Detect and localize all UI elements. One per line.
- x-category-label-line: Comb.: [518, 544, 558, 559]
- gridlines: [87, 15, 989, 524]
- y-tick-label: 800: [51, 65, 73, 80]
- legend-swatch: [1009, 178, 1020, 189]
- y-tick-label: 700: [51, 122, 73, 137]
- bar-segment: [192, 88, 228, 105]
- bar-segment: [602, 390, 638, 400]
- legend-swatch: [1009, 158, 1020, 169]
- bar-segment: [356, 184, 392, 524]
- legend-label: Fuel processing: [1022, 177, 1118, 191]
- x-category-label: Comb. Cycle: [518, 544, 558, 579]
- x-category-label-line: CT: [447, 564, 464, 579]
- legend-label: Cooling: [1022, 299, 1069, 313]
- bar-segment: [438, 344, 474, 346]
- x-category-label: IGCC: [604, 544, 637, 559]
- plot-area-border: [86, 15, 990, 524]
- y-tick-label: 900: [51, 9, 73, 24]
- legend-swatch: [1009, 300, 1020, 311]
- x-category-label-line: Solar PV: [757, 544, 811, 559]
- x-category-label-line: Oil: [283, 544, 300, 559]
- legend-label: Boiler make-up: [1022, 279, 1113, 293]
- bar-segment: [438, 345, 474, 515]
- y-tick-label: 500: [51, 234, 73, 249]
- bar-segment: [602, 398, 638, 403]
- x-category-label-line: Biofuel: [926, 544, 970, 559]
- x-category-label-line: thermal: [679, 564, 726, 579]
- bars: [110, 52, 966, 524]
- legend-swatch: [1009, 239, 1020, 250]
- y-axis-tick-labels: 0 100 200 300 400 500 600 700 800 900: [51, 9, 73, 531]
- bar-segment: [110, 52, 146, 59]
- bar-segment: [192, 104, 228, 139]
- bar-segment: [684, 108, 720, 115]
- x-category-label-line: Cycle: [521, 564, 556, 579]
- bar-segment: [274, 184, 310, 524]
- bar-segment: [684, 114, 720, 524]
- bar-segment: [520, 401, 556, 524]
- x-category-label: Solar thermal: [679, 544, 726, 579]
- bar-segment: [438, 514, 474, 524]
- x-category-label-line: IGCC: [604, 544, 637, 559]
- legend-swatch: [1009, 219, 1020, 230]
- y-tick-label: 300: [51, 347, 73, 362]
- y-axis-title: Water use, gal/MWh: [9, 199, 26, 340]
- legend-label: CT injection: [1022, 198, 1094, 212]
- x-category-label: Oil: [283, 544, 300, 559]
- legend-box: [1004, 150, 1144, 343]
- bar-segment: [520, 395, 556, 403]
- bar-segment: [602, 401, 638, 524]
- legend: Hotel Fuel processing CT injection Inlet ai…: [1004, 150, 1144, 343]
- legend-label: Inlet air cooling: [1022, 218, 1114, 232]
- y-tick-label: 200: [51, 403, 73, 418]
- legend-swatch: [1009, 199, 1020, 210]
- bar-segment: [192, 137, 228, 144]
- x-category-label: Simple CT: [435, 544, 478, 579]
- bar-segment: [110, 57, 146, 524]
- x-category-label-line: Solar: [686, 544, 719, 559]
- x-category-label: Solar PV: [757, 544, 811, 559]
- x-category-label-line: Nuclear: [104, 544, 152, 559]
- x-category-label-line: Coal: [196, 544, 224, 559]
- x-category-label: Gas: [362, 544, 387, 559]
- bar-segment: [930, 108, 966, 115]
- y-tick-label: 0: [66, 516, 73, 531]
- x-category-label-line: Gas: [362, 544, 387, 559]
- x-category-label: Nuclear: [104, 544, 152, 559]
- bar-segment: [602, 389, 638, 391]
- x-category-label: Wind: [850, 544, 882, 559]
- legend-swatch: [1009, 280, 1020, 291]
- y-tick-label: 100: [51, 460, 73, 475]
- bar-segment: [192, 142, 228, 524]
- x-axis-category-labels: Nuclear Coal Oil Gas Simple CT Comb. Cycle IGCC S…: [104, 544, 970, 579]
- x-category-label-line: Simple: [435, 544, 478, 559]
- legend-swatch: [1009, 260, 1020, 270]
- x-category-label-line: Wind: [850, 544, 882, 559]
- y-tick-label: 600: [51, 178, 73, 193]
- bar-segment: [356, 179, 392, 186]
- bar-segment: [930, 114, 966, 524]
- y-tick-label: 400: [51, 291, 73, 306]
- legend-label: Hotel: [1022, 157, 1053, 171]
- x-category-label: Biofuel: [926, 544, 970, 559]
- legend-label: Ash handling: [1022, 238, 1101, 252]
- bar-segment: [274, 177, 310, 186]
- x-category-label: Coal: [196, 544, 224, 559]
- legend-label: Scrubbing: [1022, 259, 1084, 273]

================================

● **Stated problem**
Turn every line of the entries above into a Markdown table with two columns, No. for the row number and Line for the line itself. Skip any blank lines.

● **Response**
| No. | Line |
|---|---|
| 1 | Detect and localize all UI elements. One per line. |
| 2 | - x-category-label-line: Comb.: [518, 544, 558, 559] |
| 3 | - gridlines: [87, 15, 989, 524] |
| 4 | - y-tick-label: 800: [51, 65, 73, 80] |
| 5 | - legend-swatch: [1009, 178, 1020, 189] |
| 6 | - y-tick-label: 700: [51, 122, 73, 137] |
| 7 | - bar-segment: [192, 88, 228, 105] |
| 8 | - bar-segment: [602, 390, 638, 400] |
| 9 | - legend-swatch: [1009, 158, 1020, 169] |
| 10 | - bar-segment: [356, 184, 392, 524] |
| 11 | - legend-label: Fuel processing: [1022, 177, 1118, 191] |
| 12 | - x-category-label: Comb. Cycle: [518, 544, 558, 579] |
| 13 | - x-category-label-line: CT: [447, 564, 464, 579] |
| 14 | - legend-label: Cooling: [1022, 299, 1069, 313] |
| 15 | - bar-segment: [438, 344, 474, 346] |
| 16 | - x-category-label: IGCC: [604, 544, 637, 559] |
| 17 | - plot-area-border: [86, 15, 990, 524] |
| 18 | - y-tick-label: 900: [51, 9, 73, 24] |
| 19 | - legend-swatch: [1009, 300, 1020, 311] |
| 20 | - x-category-label-line: Solar PV: [757, 544, 811, 559] |
| 21 | - x-category-label-line: Oil: [283, 544, 300, 559] |
| 22 | - legend-label: Boiler make-up: [1022, 279, 1113, 293] |
| 23 | - bar-segment: [438, 345, 474, 515] |
| 24 | - y-tick-label: 500: [51, 234, 73, 249] |
| 25 | - bar-segment: [602, 398, 638, 403] |
| 26 | - x-category-label-line: Biofuel: [926, 544, 970, 559] |
| 27 | - x-category-label-line: thermal: [679, 564, 726, 579] |
| 28 | - bars: [110, 52, 966, 524] |
| 29 | - legend-swatch: [1009, 239, 1020, 250] |
| 30 | - y-axis-tick-labels: 0 100 200 300 400 500 600 700 800 900: [51, 9, 73, 531] |
| 31 | - bar-segment: [110, 52, 146, 59] |
| 32 | - bar-segment: [192, 104, 228, 139] |
| 33 | - bar-segment: [684, 108, 720, 115] |
| 34 | - x-category-label-line: Cycle: [521, 564, 556, 579] |
| 35 | - bar-segment: [274, 184, 310, 524] |
| 36 | - bar-segment: [684, 114, 720, 524] |
| 37 | - bar-segment: [520, 401, 556, 524] |
| 38 | - x-category-label: Solar thermal: [679, 544, 726, 579] |
| 39 | - bar-segment: [438, 514, 474, 524] |
| 40 | - x-category-label-line: IGCC: [604, 544, 637, 559] |
| 41 | - legend-swatch: [1009, 219, 1020, 230] |
| 42 | - y-tick-label: 300: [51, 347, 73, 362] |
| 43 | - y-axis-title: Water use, gal/MWh: [9, 199, 26, 340] |
| 44 | - legend-label: CT injection: [1022, 198, 1094, 212] |
| 45 | - x-category-label: Oil: [283, 544, 300, 559] |
| 46 | - legend-box: [1004, 150, 1144, 343] |
| 47 | - bar-segment: [520, 395, 556, 403] |
| 48 | - bar-segment: [602, 401, 638, 524] |
| 49 | - legend: Hotel Fuel processing CT injection Inlet ai…: [1004, 150, 1144, 343] |
| 50 | - legend-label: Inlet air cooling: [1022, 218, 1114, 232] |
| 51 | - y-tick-label: 200: [51, 403, 73, 418] |
| 52 | - legend-swatch: [1009, 199, 1020, 210] |
| 53 | - bar-segment: [192, 137, 228, 144] |
| 54 | - x-category-label: Simple CT: [435, 544, 478, 579] |
| 55 | - bar-segment: [110, 57, 146, 524] |
| 56 | - x-category-label-line: Solar: [686, 544, 719, 559] |
| 57 | - x-category-label: Solar PV: [757, 544, 811, 559] |
| 58 | - x-category-label-line: Nuclear: [104, 544, 152, 559] |
| 59 | - x-category-label-line: Coal: [196, 544, 224, 559] |
| 60 | - x-category-label: Gas: [362, 544, 387, 559] |
| 61 | - bar-segment: [930, 108, 966, 115] |
| 62 | - y-tick-label: 0: [66, 516, 73, 531] |
| 63 | - x-category-label-line: Gas: [362, 544, 387, 559] |
| 64 | - x-category-label: Nuclear: [104, 544, 152, 559] |
| 65 | - bar-segment: [602, 389, 638, 391] |
| 66 | - x-category-label: Wind: [850, 544, 882, 559] |
| 67 | - legend-swatch: [1009, 280, 1020, 291] |
| 68 | - y-tick-label: 100: [51, 460, 73, 475] |
| 69 | - bar-segment: [192, 142, 228, 524] |
| 70 | - x-axis-category-labels: Nuclear Coal Oil Gas Simple CT Comb. Cycle IGCC S…: [104, 544, 970, 579] |
| 71 | - x-category-label-line: Simple: [435, 544, 478, 559] |
| 72 | - legend-swatch: [1009, 260, 1020, 270] |
| 73 | - x-category-label-line: Wind: [850, 544, 882, 559] |
| 74 | - y-tick-label: 600: [51, 178, 73, 193] |
| 75 | - bar-segment: [356, 179, 392, 186] |
| 76 | - bar-segment: [930, 114, 966, 524] |
| 77 | - y-tick-label: 400: [51, 291, 73, 306] |
| 78 | - legend-label: Hotel: [1022, 157, 1053, 171] |
| 79 | - x-category-label: Biofuel: [926, 544, 970, 559] |
| 80 | - legend-label: Ash handling: [1022, 238, 1101, 252] |
| 81 | - bar-segment: [274, 177, 310, 186] |
| 82 | - x-category-label: Coal: [196, 544, 224, 559] |
| 83 | - legend-label: Scrubbing: [1022, 259, 1084, 273] |